[start Raw data]
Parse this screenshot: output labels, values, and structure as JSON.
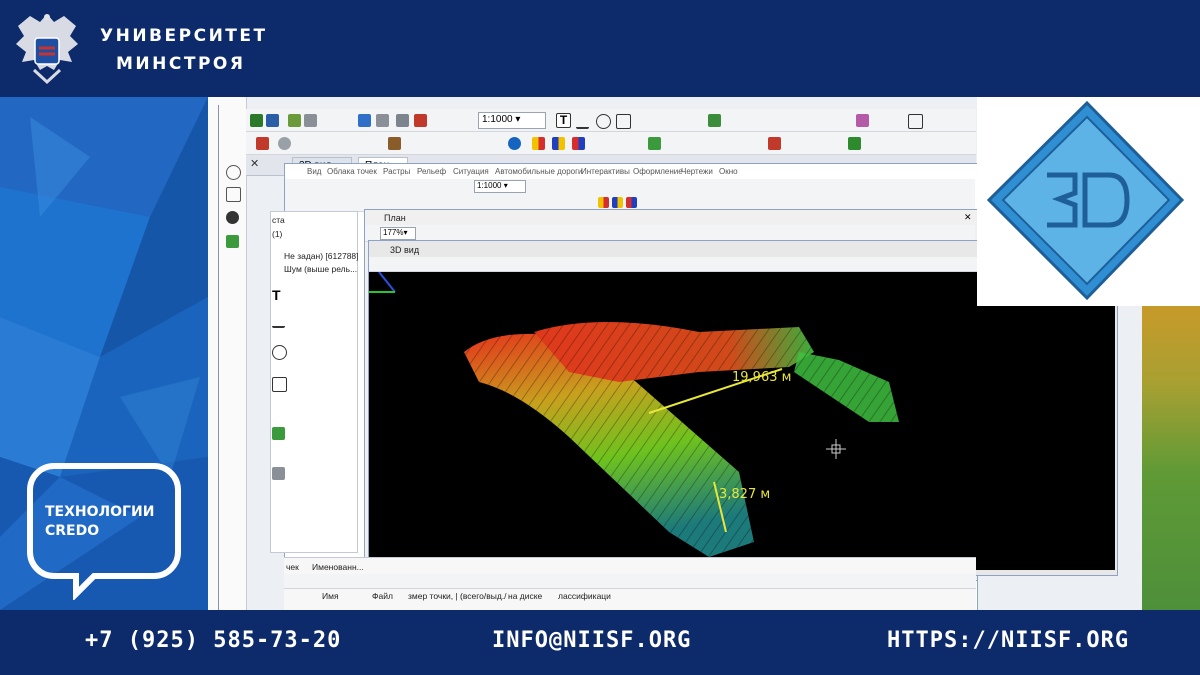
{
  "header": {
    "org_line1": "УНИВЕРСИТЕТ",
    "org_line2": "МИНСТРОЯ",
    "emblem_icon": "double-headed-eagle-emblem-icon"
  },
  "brand": {
    "credo_line1": "ТЕХНОЛОГИИ",
    "credo_line2": "CREDO",
    "logo_3d_icon": "3d-diamond-logo-icon"
  },
  "app": {
    "scale_main": "1:1000",
    "scale_inner": "1:1000",
    "zoom": "177%",
    "window_3d_tab_back": "3D вид",
    "window_plan_tab": "План",
    "menu": [
      "Вид",
      "Облака точек",
      "Растры",
      "Рельеф",
      "Ситуация",
      "Автомобильные дороги",
      "Интерактивы",
      "Оформление",
      "Чертежи",
      "Окно"
    ],
    "plan_title": "План",
    "view3d_title": "3D вид",
    "layers": {
      "line0": "ста",
      "line1": "(1)",
      "line2": "Не задан) [612788]",
      "line3": "Шум (выше рель..."
    },
    "bottom_tabs": {
      "tab1": "чек",
      "tab2": "Именованн..."
    },
    "table_headers": [
      "Имя",
      "Файл",
      "змер точки, | :",
      "(всего/выд./",
      "на диске",
      "лассификаци"
    ],
    "measurements": {
      "long": "19,963  м",
      "short": "3,827  м"
    }
  },
  "footer": {
    "phone": "+7 (925) 585-73-20",
    "email": "INFO@NIISF.ORG",
    "site": "HTTPS://NIISF.ORG"
  },
  "colors": {
    "navy": "#0d2b6b",
    "accent_blue": "#1565c0",
    "measure_yellow": "#e9e63a"
  }
}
[end Raw data]
What the exercise asks — In how many lines of the data does the string "План" appear? Give only the number.

Answer for this exercise — 2